Problem requirements: Reproduce each line of the listing exactly.

(Dataset records)
══════════════════════════════

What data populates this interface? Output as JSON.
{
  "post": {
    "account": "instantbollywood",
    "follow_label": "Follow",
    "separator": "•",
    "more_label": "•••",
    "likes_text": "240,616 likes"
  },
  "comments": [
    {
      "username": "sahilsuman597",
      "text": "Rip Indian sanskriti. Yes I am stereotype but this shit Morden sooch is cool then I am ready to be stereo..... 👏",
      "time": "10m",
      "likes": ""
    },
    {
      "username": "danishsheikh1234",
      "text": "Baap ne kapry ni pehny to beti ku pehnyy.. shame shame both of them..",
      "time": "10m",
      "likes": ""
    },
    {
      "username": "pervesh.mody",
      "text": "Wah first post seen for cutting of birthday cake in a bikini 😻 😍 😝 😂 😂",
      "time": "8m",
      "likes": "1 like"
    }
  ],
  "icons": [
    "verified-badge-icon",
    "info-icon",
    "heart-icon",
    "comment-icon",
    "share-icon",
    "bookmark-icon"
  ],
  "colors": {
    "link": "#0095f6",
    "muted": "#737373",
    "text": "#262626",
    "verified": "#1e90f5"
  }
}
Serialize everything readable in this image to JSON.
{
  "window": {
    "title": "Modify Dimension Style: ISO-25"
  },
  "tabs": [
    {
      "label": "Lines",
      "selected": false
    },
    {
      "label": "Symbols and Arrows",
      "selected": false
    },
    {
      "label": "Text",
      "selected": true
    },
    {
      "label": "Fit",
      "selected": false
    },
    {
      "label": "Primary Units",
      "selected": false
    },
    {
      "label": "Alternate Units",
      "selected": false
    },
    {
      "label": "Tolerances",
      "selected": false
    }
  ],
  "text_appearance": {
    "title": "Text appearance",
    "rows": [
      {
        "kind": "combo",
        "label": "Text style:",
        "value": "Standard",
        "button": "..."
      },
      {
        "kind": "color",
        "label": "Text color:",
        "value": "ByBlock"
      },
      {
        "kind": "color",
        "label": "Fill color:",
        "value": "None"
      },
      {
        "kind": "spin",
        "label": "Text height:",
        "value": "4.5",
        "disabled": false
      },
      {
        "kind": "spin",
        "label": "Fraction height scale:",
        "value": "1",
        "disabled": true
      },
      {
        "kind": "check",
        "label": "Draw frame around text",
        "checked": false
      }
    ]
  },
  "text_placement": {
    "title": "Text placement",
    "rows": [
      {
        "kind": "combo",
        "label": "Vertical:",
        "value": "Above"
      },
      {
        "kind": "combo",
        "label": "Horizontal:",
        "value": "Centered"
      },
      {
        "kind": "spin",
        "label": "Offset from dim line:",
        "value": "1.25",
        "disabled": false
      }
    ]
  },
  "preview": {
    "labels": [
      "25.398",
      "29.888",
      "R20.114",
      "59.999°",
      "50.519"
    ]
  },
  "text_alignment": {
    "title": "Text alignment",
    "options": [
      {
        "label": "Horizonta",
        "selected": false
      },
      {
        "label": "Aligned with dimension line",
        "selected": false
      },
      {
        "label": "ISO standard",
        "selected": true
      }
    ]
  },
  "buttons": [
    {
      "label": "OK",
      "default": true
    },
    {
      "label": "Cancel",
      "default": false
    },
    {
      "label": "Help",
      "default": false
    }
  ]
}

══════════════════════════════

Task output:
What data populates this interface? Output as JSON.
{
  "post": {
    "account": "instantbollywood",
    "follow_label": "Follow",
    "separator": "•",
    "more_label": "•••",
    "likes_text": "240,616 likes"
  },
  "comments": [
    {
      "username": "sahilsuman597",
      "text": "Rip Indian sanskriti. Yes I am stereotype but this shit Morden sooch is cool then I am ready to be stereo..... 👏",
      "time": "10m",
      "likes": ""
    },
    {
      "username": "danishsheikh1234",
      "text": "Baap ne kapry ni pehny to beti ku pehnyy.. shame shame both of them..",
      "time": "10m",
      "likes": ""
    },
    {
      "username": "pervesh.mody",
      "text": "Wah first post seen for cutting of birthday cake in a bikini 😻 😍 😝 😂 😂",
      "time": "8m",
      "likes": "1 like"
    }
  ],
  "icons": [
    "verified-badge-icon",
    "info-icon",
    "heart-icon",
    "comment-icon",
    "share-icon",
    "bookmark-icon"
  ],
  "colors": {
    "link": "#0095f6",
    "muted": "#737373",
    "text": "#262626",
    "verified": "#1e90f5"
  }
}
Serialize everything readable in this image to JSON.
{
  "window": {
    "title": "Modify Dimension Style: ISO-25"
  },
  "tabs": [
    {
      "label": "Lines",
      "selected": false
    },
    {
      "label": "Symbols and Arrows",
      "selected": false
    },
    {
      "label": "Text",
      "selected": true
    },
    {
      "label": "Fit",
      "selected": false
    },
    {
      "label": "Primary Units",
      "selected": false
    },
    {
      "label": "Alternate Units",
      "selected": false
    },
    {
      "label": "Tolerances",
      "selected": false
    }
  ],
  "text_appearance": {
    "title": "Text appearance",
    "rows": [
      {
        "kind": "combo",
        "label": "Text style:",
        "value": "Standard",
        "button": "..."
      },
      {
        "kind": "color",
        "label": "Text color:",
        "value": "ByBlock"
      },
      {
        "kind": "color",
        "label": "Fill color:",
        "value": "None"
      },
      {
        "kind": "spin",
        "label": "Text height:",
        "value": "4.5",
        "disabled": false
      },
      {
        "kind": "spin",
        "label": "Fraction height scale:",
        "value": "1",
        "disabled": true
      },
      {
        "kind": "check",
        "label": "Draw frame around text",
        "checked": false
      }
    ]
  },
  "text_placement": {
    "title": "Text placement",
    "rows": [
      {
        "kind": "combo",
        "label": "Vertical:",
        "value": "Above"
      },
      {
        "kind": "combo",
        "label": "Horizontal:",
        "value": "Centered"
      },
      {
        "kind": "spin",
        "label": "Offset from dim line:",
        "value": "1.25",
        "disabled": false
      }
    ]
  },
  "preview": {
    "labels": [
      "25.398",
      "29.888",
      "R20.114",
      "59.999°",
      "50.519"
    ]
  },
  "text_alignment": {
    "title": "Text alignment",
    "options": [
      {
        "label": "Horizonta",
        "selected": false
      },
      {
        "label": "Aligned with dimension line",
        "selected": false
      },
      {
        "label": "ISO standard",
        "selected": true
      }
    ]
  },
  "buttons": [
    {
      "label": "OK",
      "default": true
    },
    {
      "label": "Cancel",
      "default": false
    },
    {
      "label": "Help",
      "default": false
    }
  ]
}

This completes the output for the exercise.